-- start Excerpt to read --

Mm...thanks for the foodie tips. I have no problem with touristy places since my time there wiĺl be very limited. Glutton's Bay is on my ite. That's the Makasuntra? If so, they have branched out in Manila. Kinda' gentrified/ mallified version here. Original is always better.

I am a fan of Singapore-style breakfast. The poached eggs with the soy sauce and the kaya toast dipped into the egg, really yummy. Ya Kun have 3 or 4 branches here but I've never tried it yet. I'm hungry!

Stingrays!! Now that is something new to me.


----------



## xuan87

piotrus-g said:


> Great list!!!
> Satays, Sting Rays, Chicken Rice are great stuff.
> Durian is quite ok tastes like so many things at once it quite hard to pin its taste.
> 
> ...


 
  
 Seriously... you found durian ok but found soft boiled eggs to be strange... >< What kind of eggs did the MS guys bring you to eat last year?


----------



## piotrus-g

xuan87 said:


> Seriously... you found durian ok but found soft boiled eggs to be strange... >< What kind of eggs did the MS guys bring you to eat last year?


 
 Hahah! Soft boiled egg was basically like a raw egg  too raw for me personally. Those eggs unfortunately weren't some fancy style place but last second bite at the air port before flying off.


----------



## daulagiri

Oh yeaaa... sambal stingrays XD!!! Bloody delicious!!

For nasi lemak, obviously Adam Road is the must try one. But Crave's nasi lemak also taste nice, and has many stalls across the island.

Curry puffs, this is tricky because every stall will put their own spin to the recipe. Just like everyone's fave SQ . For safe bet, go to Old Chang Kee and Tip-Top taste nice.

And of course, kopi, among the best in the globe.


----------



## noobandroid

xuan87 said:


> Ok! So here's a rough food guide to Singapore. If you google "Singapore Delicacies", you'll definitely find alot of guides. I'm just going to attach a list here and highlight a few of my favorite: Singapore food guide
> 
> Bak Kut Teh: Song Fa is the restaurant that I'm familiar with, with multiple chains all over Singapore. The problem is that at times, the soup can be too peppery. Another alternative that I like is Old Street Bak Kut Teh, which has a few chains all over Singapore too.
> 
> ...


 
 as a malaysian, i find these as common food available everywhere haha


----------



## Karias

noobandroid said:


> as a malaysian, i find these as common food available everywhere haha


 
 Generally they are available in most parts of Singapore, it's just about finding the best of the BEST!


----------



## twice tzuyu

noobandroid said:


> as a malaysian, i find these as common food available everywhere haha


 +1 im from penang and yeah we do indeed share a similar cuisine. looking forward to canjam!


----------



## raypin

Mm...are you allowed to order crabs by specifying the approximate weight? In some
Restaurants in Manila, they will actually show you the crabs and weigh them 
before cooking so there will be no bill shock after the meal. Also, we have
Seafood markets here where you can actually shop for crabs, prawns and live
lobsters. After which, the restaurant staff will bring it to the nearby cooking stalls/restaurants for
cooking (you can specify the cooking method). Anything similar in Singapore?

-- end Excerpt to read --
-- start Records --

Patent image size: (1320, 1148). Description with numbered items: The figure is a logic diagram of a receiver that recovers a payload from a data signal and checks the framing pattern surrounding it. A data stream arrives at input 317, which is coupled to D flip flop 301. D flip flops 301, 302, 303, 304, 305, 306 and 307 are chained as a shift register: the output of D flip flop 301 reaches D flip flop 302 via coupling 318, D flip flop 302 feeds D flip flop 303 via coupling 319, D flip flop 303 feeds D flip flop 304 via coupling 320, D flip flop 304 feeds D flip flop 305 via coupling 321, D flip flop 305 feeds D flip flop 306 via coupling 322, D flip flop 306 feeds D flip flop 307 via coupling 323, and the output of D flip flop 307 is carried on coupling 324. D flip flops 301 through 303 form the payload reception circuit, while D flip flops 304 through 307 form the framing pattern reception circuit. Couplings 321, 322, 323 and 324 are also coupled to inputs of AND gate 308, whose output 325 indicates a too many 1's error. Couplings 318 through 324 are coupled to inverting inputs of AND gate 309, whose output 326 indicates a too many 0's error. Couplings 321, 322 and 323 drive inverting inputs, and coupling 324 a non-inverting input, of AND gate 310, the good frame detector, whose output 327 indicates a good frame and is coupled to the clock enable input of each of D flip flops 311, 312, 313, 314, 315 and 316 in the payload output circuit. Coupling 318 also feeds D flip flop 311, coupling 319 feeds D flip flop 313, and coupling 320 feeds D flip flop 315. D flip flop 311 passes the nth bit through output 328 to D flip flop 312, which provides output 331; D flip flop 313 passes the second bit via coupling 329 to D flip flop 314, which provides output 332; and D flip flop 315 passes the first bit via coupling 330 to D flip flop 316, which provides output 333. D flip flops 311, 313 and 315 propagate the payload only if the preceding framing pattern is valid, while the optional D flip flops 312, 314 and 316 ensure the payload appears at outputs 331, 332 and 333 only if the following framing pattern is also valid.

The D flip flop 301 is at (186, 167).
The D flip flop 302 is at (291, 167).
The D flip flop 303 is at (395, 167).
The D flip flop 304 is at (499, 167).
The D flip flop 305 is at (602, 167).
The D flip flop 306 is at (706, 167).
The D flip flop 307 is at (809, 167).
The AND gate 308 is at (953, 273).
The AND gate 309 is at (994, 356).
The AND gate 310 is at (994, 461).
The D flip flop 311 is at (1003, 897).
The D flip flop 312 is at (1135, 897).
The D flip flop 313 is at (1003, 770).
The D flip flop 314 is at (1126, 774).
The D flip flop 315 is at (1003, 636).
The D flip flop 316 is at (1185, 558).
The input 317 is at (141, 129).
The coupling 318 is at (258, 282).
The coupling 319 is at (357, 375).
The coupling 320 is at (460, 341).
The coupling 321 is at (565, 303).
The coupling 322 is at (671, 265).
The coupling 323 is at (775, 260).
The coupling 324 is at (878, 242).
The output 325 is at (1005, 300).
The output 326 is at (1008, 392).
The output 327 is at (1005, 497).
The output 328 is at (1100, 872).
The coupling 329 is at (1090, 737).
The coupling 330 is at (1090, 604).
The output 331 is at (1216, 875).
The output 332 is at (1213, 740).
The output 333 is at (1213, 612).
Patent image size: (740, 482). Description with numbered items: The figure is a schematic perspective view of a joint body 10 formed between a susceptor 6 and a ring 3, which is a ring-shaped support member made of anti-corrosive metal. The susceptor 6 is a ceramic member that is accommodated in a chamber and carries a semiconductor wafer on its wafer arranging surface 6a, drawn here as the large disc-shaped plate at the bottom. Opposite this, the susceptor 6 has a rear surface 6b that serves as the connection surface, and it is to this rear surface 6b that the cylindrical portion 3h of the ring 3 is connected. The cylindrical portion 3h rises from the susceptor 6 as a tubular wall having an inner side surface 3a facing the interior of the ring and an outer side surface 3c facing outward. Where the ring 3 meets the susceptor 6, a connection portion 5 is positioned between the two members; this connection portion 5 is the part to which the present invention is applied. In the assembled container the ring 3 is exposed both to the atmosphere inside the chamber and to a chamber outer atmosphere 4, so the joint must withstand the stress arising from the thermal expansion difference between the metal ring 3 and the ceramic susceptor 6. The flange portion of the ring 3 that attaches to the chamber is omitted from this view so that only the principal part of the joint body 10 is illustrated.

-- end Records --

What the task asks: Copy out the stretch of the Singapore food thread from "## twice tzuyu" through "forward to canjam!", word for word.

Result:
## twice tzuyu

noobandroid said:


> as a malaysian, i find these as common food available everywhere haha


 +1 im from penang and yeah we do indeed share a similar cuisine. looking forward to canjam!